Reproduce each line bearing the word "name".

(Figure contents as structured data)
════

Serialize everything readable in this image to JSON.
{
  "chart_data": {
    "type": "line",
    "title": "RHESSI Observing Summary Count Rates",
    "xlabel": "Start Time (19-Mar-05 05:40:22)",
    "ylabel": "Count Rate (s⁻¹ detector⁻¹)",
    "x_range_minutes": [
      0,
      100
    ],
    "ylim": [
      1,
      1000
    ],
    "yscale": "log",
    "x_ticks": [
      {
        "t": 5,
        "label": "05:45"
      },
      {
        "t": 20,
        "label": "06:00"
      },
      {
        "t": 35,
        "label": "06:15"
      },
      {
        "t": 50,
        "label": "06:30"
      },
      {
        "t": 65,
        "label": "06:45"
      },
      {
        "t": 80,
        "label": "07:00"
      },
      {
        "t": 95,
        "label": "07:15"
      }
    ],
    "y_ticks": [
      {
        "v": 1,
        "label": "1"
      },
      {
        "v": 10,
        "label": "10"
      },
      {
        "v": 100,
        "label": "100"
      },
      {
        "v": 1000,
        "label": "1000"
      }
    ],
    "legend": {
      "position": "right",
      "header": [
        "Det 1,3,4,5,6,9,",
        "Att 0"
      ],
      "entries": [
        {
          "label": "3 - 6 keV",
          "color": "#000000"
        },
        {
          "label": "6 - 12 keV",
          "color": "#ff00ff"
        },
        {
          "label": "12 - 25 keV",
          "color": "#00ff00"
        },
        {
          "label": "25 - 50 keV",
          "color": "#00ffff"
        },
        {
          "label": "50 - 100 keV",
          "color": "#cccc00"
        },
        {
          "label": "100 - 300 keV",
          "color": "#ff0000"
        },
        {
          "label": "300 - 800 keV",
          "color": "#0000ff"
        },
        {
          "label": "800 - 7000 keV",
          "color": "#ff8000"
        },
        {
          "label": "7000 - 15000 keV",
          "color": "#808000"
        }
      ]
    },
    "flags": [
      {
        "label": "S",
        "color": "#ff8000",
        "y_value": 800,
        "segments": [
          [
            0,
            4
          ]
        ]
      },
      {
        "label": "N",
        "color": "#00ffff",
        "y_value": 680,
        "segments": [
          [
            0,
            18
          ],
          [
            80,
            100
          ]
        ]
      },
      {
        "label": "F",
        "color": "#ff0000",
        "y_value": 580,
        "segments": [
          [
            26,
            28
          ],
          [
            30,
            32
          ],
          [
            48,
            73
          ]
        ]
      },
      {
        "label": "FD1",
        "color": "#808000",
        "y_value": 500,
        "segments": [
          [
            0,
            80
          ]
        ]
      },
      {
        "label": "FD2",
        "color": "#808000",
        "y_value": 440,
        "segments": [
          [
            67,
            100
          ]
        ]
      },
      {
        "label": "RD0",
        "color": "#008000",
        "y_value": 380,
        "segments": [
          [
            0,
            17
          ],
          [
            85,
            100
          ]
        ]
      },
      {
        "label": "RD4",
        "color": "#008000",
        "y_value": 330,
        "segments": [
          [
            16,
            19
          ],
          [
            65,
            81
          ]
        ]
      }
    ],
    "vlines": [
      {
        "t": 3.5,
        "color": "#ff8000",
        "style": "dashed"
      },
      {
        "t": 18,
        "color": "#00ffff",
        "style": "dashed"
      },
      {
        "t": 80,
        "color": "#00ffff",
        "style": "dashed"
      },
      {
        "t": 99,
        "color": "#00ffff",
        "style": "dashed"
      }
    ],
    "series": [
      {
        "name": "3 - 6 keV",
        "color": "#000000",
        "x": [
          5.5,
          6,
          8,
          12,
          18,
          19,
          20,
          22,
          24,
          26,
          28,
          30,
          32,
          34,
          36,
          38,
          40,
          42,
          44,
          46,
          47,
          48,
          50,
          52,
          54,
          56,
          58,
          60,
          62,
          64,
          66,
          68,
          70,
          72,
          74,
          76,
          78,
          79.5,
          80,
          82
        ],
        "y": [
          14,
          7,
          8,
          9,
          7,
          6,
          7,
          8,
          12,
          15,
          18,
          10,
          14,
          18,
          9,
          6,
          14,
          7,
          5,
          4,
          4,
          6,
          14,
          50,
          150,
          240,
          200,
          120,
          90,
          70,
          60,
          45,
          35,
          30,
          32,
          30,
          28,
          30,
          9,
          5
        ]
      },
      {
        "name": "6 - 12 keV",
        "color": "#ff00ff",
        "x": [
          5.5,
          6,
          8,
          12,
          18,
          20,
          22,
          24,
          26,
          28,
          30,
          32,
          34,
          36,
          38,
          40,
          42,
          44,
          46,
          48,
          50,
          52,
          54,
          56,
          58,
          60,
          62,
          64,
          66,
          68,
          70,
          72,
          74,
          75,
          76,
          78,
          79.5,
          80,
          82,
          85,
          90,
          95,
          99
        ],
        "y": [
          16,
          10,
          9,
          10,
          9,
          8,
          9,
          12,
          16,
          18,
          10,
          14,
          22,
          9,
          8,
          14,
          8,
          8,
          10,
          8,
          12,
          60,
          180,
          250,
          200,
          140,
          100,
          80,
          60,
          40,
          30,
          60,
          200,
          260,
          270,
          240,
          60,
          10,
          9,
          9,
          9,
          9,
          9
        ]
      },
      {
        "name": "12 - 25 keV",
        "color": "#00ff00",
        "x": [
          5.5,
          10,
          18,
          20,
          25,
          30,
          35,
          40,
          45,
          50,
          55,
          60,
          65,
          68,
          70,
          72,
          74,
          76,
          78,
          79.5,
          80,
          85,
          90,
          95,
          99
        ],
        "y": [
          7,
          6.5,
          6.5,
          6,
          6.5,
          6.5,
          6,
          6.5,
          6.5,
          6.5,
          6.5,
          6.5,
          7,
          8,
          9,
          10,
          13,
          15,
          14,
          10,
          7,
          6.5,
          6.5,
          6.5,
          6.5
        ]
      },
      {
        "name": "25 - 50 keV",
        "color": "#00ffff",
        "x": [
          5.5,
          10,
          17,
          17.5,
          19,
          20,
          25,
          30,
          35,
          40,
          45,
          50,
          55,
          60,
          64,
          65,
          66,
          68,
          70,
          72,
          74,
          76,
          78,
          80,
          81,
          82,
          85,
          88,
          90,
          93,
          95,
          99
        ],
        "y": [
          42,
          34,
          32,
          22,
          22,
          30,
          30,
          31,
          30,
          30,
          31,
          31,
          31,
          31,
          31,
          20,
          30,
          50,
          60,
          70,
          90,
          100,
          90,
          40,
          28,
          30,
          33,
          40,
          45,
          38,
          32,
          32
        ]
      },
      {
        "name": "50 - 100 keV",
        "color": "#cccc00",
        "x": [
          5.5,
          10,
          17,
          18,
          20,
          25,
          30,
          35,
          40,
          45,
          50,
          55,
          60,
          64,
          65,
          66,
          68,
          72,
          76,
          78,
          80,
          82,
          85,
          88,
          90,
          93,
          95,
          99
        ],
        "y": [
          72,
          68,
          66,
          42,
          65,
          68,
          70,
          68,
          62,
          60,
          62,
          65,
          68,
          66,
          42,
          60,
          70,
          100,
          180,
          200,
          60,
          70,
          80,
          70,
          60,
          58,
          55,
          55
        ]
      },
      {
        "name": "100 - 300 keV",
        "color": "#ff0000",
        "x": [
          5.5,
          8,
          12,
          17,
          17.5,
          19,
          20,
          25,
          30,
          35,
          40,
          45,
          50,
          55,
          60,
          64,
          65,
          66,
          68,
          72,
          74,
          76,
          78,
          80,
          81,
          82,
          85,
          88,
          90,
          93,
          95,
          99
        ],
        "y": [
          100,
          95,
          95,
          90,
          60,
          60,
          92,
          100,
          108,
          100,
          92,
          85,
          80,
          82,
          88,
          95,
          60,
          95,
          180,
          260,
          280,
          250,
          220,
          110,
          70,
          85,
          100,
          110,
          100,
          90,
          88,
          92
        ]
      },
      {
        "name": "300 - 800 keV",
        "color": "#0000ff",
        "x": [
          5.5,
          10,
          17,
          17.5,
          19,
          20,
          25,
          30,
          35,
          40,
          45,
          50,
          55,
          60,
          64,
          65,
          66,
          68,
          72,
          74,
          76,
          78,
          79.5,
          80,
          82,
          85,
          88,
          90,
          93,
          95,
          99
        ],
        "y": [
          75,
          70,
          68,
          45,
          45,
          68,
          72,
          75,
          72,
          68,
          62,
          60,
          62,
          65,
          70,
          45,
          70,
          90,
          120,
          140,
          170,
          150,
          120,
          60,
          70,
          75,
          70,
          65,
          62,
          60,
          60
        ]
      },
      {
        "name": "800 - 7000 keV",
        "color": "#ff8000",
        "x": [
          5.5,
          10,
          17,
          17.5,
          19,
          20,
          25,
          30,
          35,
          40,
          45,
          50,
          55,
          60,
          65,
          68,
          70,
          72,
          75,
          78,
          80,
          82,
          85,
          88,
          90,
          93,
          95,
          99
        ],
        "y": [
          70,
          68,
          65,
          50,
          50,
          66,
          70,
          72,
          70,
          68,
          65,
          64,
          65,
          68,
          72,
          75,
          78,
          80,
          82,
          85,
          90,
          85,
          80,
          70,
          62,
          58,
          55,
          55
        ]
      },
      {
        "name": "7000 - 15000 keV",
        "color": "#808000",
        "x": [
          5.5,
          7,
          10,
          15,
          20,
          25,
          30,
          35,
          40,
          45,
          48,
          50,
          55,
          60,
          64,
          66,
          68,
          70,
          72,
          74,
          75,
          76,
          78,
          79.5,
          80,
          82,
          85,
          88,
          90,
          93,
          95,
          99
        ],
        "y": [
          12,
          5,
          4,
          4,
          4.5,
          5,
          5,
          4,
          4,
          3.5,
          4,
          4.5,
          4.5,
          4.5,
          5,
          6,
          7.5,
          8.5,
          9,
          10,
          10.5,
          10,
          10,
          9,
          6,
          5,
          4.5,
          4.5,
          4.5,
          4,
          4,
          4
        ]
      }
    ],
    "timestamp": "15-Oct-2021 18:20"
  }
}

════

◆ **FINISHED EXERCISE**
        "name": "3 - 6 keV",
        "name": "6 - 12 keV",
        "name": "12 - 25 keV",
        "name": "25 - 50 keV",
        "name": "50 - 100 keV",
        "name": "100 - 300 keV",
        "name": "300 - 800 keV",
        "name": "800 - 7000 keV",
        "name": "7000 - 15000 keV",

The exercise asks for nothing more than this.